__Problem to solve__
Your answer is a single number: the count of lines that contain the string "complete".

>> Begin

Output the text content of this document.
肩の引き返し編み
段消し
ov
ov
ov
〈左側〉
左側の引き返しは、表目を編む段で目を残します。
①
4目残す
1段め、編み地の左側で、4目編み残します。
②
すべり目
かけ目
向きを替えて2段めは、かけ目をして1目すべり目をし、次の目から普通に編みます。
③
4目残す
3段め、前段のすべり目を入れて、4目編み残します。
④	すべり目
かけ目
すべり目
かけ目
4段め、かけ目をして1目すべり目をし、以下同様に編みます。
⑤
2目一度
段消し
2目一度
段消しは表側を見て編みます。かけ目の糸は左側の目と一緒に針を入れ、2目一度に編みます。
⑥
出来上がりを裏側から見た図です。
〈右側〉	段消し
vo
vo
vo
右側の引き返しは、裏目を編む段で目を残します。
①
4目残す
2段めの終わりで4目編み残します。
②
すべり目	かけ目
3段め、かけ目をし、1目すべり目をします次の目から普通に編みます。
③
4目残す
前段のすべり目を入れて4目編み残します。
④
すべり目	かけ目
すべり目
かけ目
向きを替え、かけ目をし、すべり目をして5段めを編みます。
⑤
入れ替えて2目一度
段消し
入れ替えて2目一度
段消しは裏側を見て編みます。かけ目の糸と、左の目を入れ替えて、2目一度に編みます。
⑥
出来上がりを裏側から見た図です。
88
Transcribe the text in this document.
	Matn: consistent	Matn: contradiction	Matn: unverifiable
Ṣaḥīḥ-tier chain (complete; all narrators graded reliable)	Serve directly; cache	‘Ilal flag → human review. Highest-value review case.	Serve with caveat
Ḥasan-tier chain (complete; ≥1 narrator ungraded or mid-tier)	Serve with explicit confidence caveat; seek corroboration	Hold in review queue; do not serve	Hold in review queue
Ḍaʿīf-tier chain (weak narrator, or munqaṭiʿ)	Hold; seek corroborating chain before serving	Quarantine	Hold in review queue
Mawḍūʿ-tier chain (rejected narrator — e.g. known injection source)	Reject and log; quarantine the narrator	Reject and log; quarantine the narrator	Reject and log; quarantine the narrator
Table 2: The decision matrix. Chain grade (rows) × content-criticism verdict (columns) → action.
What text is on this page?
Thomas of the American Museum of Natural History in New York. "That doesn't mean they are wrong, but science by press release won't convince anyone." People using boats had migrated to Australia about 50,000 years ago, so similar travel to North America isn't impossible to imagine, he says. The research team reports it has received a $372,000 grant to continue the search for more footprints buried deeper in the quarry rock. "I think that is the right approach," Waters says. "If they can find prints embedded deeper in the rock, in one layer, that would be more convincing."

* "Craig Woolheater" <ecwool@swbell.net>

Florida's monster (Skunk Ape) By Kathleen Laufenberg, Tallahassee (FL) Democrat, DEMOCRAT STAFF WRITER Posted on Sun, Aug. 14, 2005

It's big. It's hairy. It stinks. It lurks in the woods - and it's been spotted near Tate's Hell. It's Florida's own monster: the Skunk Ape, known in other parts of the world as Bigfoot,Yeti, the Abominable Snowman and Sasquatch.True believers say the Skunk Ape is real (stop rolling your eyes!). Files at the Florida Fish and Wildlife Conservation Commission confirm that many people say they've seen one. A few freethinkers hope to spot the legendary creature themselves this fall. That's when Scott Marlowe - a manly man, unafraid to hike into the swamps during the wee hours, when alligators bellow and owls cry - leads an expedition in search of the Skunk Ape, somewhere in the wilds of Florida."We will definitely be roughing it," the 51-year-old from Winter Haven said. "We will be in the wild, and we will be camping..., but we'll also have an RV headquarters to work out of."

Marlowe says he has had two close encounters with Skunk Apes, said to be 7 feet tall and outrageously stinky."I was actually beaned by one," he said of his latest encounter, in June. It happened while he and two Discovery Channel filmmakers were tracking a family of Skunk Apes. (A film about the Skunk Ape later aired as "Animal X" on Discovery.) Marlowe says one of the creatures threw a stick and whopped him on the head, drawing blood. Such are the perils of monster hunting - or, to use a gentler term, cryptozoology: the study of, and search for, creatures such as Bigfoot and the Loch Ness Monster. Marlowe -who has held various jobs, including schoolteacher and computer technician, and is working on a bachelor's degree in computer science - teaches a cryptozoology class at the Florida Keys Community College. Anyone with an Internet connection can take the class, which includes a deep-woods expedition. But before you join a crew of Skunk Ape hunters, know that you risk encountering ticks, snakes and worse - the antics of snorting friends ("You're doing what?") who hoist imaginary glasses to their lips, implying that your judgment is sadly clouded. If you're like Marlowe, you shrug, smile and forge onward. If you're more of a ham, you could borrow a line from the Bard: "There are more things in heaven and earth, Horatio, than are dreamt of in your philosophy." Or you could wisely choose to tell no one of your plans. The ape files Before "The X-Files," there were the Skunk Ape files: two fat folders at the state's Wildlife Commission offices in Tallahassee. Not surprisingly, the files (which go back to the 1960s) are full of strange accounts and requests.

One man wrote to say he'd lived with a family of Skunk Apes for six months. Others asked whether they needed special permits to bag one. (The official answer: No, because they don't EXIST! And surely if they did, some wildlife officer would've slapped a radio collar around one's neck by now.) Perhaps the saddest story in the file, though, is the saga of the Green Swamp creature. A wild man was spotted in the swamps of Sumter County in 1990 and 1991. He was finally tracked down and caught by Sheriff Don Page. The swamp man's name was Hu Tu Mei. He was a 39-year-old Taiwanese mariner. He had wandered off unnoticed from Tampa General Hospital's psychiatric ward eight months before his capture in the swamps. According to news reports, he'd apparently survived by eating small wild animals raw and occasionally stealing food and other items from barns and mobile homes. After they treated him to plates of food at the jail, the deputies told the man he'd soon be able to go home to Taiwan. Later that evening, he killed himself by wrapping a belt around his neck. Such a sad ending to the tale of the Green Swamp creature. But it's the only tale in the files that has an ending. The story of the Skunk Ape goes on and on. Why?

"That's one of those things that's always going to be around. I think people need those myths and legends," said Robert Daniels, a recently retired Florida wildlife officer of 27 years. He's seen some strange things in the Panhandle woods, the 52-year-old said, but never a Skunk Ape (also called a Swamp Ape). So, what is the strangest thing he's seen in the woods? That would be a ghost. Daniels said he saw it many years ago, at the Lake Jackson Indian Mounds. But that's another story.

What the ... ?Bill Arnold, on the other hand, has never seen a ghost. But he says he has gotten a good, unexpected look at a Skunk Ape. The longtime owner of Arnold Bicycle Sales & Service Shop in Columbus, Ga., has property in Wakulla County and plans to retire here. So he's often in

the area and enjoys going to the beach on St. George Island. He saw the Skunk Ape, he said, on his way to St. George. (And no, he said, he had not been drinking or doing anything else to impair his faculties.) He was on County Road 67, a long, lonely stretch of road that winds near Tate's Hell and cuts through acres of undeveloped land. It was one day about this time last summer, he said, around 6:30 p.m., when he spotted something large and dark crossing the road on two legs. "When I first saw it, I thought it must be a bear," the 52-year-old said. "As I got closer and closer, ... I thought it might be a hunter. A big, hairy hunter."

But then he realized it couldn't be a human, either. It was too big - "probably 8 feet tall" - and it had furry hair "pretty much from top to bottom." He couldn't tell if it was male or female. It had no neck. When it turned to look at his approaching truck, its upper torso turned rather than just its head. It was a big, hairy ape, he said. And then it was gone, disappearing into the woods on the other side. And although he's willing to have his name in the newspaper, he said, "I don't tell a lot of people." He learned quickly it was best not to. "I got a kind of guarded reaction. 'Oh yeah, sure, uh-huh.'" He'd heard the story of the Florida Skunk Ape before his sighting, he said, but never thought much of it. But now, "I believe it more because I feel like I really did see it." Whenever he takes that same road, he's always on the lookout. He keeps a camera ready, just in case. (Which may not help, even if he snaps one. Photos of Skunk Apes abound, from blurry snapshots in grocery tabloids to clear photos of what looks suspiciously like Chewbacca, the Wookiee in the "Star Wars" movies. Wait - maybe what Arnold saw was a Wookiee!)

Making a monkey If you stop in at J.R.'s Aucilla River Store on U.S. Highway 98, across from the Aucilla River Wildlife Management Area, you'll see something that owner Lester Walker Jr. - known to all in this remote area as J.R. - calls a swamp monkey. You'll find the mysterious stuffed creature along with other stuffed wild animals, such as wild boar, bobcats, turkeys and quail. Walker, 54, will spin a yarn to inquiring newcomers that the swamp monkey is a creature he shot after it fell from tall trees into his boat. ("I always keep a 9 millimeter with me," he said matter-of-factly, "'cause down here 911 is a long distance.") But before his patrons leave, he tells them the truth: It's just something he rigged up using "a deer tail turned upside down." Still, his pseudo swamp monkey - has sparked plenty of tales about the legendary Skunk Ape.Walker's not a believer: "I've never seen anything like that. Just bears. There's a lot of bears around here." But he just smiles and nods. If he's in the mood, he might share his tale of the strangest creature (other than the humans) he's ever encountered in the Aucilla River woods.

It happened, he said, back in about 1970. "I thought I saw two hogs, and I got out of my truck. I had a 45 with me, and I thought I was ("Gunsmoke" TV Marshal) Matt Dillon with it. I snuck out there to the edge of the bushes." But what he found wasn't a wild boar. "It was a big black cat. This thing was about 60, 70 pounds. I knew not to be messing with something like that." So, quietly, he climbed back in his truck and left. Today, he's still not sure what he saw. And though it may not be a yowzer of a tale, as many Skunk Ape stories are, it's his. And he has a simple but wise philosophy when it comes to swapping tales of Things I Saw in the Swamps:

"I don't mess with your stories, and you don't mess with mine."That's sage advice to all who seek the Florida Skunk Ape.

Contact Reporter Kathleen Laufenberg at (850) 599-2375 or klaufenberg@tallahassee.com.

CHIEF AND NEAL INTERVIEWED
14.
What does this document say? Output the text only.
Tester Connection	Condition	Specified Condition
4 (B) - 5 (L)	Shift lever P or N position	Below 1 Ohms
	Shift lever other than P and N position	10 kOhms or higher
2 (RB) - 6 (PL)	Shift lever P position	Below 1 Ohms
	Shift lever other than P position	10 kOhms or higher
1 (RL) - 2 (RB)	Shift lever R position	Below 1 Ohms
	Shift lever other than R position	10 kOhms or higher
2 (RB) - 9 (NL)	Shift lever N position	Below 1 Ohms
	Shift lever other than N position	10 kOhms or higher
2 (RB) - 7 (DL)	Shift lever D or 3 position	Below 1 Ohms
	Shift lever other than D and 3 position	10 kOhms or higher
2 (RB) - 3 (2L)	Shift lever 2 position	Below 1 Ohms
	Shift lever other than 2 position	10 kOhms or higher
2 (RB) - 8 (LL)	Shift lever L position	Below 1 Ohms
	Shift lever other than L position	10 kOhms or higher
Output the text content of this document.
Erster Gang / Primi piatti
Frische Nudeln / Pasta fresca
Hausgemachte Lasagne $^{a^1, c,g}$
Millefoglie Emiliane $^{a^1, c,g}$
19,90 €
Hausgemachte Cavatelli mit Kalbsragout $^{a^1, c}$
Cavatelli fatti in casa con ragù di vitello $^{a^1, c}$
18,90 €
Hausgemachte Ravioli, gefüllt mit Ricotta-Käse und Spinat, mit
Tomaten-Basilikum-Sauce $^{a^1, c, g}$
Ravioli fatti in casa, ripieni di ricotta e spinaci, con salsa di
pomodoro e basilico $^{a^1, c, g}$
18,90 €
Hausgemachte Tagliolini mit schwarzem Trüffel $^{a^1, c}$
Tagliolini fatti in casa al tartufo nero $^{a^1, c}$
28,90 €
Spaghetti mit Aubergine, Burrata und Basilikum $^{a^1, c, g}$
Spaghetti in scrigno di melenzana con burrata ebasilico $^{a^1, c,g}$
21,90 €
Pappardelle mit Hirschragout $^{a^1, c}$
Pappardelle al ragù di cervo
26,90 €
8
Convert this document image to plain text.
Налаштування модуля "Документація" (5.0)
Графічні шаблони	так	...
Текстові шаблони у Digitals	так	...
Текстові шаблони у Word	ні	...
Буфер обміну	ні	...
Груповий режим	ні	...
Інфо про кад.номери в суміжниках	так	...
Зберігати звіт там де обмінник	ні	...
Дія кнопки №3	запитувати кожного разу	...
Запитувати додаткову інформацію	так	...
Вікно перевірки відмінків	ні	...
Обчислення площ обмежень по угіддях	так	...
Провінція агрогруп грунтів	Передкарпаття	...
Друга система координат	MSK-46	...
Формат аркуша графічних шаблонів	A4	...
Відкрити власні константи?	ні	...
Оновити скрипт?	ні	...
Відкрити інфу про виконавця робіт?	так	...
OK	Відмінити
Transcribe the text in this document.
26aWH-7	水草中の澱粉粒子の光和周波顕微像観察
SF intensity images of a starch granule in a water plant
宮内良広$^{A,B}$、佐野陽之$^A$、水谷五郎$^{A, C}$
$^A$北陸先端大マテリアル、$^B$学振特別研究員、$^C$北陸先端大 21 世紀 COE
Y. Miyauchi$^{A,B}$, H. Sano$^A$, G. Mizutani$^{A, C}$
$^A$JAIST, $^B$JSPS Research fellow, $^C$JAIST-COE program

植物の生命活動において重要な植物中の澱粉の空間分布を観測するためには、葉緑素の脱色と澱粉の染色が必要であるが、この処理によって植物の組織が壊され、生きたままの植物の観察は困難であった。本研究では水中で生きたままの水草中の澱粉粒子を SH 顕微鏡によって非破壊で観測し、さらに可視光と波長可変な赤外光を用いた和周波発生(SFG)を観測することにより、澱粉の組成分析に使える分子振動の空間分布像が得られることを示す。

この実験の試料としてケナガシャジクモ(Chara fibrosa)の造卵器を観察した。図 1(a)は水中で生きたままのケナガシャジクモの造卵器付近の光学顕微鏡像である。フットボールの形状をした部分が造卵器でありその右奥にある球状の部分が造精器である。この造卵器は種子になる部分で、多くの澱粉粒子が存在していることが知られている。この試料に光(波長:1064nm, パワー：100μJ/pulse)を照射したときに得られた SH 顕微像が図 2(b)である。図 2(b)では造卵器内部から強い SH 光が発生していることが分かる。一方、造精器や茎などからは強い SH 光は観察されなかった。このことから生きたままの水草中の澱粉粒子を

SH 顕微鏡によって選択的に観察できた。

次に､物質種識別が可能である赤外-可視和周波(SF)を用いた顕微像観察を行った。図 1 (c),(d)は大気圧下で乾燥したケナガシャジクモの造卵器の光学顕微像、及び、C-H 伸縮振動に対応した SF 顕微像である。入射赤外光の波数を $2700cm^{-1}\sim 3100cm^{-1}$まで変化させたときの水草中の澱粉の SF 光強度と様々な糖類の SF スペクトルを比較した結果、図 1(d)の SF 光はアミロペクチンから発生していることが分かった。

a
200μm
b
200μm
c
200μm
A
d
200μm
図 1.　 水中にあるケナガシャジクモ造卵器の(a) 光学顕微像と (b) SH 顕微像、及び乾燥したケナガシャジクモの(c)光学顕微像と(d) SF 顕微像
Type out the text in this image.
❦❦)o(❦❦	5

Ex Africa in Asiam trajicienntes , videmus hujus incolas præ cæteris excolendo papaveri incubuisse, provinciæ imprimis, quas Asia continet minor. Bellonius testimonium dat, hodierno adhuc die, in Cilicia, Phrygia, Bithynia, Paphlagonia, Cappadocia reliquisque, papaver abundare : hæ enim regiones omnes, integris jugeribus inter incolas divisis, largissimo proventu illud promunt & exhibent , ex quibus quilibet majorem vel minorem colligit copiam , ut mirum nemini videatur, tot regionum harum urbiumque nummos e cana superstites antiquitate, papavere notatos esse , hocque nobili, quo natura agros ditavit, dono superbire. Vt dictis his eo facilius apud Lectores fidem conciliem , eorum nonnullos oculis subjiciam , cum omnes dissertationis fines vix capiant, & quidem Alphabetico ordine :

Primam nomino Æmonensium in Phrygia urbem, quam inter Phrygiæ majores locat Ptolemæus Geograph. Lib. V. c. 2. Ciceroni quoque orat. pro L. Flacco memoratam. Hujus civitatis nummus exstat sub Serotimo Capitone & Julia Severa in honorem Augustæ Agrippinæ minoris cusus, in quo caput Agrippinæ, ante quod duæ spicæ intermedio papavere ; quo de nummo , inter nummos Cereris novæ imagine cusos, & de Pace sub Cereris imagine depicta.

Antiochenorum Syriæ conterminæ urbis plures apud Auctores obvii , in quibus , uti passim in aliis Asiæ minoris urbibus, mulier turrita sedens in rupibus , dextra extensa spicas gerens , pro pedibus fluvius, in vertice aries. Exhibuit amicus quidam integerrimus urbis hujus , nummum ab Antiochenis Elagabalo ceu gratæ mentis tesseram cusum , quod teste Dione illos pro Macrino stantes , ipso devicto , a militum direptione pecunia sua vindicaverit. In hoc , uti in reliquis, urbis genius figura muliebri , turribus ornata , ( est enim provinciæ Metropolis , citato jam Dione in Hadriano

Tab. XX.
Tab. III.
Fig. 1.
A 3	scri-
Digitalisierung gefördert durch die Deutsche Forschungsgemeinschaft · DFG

>> End

__Output for this exercise__
2